> [Aim]:
Repeat precisely, and only, the lines between the line containing "What text is on this page?" and the end of the listing below, both ends included.

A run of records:
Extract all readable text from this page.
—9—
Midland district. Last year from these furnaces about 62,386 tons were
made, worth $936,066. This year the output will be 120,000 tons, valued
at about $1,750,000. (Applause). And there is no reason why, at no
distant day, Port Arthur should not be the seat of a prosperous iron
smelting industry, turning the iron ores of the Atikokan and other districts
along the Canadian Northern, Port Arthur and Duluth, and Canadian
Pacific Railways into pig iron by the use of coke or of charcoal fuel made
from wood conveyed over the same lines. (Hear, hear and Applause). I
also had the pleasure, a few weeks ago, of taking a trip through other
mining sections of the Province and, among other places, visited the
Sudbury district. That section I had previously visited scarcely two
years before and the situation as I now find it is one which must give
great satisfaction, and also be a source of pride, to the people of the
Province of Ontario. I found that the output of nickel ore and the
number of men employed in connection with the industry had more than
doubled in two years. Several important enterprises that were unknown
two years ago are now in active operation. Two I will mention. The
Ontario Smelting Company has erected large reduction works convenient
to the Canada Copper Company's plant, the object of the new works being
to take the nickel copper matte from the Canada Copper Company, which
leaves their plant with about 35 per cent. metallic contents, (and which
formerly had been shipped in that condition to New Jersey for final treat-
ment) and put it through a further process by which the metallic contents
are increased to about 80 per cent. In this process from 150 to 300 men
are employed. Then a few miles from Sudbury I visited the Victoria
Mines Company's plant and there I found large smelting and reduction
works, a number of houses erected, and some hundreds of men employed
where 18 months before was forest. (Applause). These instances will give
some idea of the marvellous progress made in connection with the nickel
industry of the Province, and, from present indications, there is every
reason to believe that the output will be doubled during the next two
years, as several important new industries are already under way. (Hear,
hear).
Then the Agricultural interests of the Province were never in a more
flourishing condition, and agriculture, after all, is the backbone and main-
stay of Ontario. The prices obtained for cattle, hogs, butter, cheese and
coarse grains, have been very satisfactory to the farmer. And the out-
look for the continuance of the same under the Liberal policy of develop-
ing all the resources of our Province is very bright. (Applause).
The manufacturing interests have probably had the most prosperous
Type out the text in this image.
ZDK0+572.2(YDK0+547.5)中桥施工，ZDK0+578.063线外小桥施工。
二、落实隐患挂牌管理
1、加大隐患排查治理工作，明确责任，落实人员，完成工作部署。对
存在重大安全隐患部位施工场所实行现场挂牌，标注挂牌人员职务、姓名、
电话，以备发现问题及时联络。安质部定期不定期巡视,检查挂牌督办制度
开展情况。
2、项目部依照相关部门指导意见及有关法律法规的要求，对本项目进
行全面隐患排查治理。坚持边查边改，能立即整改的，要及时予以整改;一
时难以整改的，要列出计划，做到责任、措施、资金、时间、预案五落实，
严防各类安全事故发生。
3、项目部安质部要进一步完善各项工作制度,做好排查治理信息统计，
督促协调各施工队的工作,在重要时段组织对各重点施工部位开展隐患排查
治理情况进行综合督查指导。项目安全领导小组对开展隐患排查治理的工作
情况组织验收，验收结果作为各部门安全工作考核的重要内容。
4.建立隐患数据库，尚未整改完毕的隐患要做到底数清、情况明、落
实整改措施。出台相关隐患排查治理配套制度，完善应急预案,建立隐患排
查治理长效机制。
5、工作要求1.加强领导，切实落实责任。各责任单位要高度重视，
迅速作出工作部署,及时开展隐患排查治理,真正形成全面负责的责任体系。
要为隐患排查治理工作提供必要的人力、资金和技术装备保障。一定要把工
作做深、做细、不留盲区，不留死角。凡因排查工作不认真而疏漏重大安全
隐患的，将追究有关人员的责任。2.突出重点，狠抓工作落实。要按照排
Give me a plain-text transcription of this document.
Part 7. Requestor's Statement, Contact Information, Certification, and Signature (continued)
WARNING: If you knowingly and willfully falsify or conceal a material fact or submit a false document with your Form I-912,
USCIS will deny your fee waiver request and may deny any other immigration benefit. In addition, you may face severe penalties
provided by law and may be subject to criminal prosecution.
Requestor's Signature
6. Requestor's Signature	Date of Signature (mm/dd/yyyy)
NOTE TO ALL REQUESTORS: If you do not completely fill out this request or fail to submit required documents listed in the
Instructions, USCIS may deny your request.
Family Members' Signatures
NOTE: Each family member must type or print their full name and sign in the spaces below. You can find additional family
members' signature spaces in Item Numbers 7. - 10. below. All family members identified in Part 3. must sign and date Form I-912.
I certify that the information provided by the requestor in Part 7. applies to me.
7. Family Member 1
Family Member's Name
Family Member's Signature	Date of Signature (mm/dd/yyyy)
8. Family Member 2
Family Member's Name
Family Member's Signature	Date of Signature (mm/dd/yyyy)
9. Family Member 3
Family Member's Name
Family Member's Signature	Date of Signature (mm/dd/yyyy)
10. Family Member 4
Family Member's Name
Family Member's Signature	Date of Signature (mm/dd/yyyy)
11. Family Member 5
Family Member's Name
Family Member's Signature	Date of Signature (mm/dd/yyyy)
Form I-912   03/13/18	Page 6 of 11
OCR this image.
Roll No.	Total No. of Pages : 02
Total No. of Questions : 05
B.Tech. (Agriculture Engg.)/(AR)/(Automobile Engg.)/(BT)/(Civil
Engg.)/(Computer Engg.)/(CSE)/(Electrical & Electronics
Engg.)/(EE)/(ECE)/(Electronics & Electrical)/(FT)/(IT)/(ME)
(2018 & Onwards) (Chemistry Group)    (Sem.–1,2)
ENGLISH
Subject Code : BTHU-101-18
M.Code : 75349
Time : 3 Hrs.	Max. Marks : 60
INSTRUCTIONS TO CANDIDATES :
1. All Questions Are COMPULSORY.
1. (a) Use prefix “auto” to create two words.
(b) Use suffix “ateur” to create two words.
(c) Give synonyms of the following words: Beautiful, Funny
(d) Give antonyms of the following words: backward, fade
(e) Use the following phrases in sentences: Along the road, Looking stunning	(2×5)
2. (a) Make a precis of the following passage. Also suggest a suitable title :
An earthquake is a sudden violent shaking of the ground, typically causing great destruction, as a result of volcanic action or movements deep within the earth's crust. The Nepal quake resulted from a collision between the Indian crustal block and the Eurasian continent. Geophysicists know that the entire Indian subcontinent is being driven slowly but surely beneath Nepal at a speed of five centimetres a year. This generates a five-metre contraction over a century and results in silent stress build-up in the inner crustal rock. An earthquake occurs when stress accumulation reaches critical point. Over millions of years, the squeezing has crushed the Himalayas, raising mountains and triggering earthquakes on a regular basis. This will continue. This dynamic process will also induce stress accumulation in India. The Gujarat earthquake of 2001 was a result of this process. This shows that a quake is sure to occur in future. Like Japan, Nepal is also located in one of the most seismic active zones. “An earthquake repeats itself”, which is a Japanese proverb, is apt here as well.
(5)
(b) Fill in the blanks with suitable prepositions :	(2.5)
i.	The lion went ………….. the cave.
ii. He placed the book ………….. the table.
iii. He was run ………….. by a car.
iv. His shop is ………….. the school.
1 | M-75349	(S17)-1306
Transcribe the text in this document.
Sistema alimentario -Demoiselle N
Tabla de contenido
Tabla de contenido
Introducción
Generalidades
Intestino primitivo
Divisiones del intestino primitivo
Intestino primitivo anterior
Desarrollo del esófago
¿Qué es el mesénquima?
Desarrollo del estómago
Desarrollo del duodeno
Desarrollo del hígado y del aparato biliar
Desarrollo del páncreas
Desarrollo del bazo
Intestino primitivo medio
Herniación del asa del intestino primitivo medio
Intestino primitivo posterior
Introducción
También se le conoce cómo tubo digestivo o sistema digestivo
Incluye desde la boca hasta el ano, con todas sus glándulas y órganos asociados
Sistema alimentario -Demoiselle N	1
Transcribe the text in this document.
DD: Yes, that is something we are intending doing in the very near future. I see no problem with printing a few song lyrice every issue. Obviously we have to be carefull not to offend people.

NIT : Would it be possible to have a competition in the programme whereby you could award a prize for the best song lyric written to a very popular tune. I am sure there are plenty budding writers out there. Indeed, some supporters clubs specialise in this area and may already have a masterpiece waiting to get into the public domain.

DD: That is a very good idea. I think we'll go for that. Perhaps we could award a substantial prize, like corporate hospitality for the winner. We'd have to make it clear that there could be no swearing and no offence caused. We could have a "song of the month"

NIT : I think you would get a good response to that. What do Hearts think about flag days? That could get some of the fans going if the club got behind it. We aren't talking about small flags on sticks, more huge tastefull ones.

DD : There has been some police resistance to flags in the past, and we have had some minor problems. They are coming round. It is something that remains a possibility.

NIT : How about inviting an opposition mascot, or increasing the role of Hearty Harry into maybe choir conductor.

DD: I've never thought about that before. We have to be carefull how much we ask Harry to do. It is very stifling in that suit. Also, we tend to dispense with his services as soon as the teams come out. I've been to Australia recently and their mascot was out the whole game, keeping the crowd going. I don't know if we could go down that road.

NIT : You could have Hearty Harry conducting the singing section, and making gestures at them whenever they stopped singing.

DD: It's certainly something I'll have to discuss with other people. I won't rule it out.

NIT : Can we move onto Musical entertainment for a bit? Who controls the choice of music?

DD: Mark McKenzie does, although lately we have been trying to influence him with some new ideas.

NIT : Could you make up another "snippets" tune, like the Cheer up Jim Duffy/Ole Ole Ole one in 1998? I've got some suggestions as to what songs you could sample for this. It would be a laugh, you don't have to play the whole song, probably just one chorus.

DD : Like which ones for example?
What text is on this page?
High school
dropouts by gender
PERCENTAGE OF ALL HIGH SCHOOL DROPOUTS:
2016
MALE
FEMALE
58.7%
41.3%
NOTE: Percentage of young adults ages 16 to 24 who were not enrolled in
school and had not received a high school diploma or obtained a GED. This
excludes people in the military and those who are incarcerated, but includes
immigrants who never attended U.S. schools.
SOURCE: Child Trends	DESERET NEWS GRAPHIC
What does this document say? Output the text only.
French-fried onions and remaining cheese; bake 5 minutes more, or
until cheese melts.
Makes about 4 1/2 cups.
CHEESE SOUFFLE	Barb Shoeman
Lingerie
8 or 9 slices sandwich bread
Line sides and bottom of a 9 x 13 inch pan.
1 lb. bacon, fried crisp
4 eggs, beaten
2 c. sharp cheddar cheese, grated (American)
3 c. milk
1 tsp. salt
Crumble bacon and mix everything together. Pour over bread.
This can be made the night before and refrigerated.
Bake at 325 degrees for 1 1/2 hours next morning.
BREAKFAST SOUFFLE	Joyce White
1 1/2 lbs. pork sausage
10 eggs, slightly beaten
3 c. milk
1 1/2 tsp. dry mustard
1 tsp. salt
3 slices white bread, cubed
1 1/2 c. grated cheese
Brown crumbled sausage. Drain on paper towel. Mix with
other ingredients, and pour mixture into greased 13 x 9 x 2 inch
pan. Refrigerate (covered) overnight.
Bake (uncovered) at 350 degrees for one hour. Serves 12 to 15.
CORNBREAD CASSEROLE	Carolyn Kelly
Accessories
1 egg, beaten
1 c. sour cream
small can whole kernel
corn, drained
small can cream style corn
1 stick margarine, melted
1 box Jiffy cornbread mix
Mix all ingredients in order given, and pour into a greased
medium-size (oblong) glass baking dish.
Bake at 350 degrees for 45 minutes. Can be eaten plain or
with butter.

> [Response to this task]:
What text is on this page?
High school
dropouts by gender
PERCENTAGE OF ALL HIGH SCHOOL DROPOUTS:
2016
MALE
FEMALE
58.7%
41.3%
NOTE: Percentage of young adults ages 16 to 24 who were not enrolled in
school and had not received a high school diploma or obtained a GED. This
excludes people in the military and those who are incarcerated, but includes
immigrants who never attended U.S. schools.
SOURCE: Child Trends	DESERET NEWS GRAPHIC
What does this document say? Output the text only.
French-fried onions and remaining cheese; bake 5 minutes more, or
until cheese melts.
Makes about 4 1/2 cups.
CHEESE SOUFFLE	Barb Shoeman
Lingerie
8 or 9 slices sandwich bread
Line sides and bottom of a 9 x 13 inch pan.
1 lb. bacon, fried crisp
4 eggs, beaten
2 c. sharp cheddar cheese, grated (American)
3 c. milk
1 tsp. salt
Crumble bacon and mix everything together. Pour over bread.
This can be made the night before and refrigerated.
Bake at 325 degrees for 1 1/2 hours next morning.
BREAKFAST SOUFFLE	Joyce White
1 1/2 lbs. pork sausage
10 eggs, slightly beaten
3 c. milk
1 1/2 tsp. dry mustard
1 tsp. salt
3 slices white bread, cubed
1 1/2 c. grated cheese
Brown crumbled sausage. Drain on paper towel. Mix with
other ingredients, and pour mixture into greased 13 x 9 x 2 inch
pan. Refrigerate (covered) overnight.
Bake (uncovered) at 350 degrees for one hour. Serves 12 to 15.
CORNBREAD CASSEROLE	Carolyn Kelly
Accessories
1 egg, beaten
1 c. sour cream
small can whole kernel
corn, drained
small can cream style corn
1 stick margarine, melted
1 box Jiffy cornbread mix
Mix all ingredients in order given, and pour into a greased
medium-size (oblong) glass baking dish.
Bake at 350 degrees for 45 minutes. Can be eaten plain or
with butter.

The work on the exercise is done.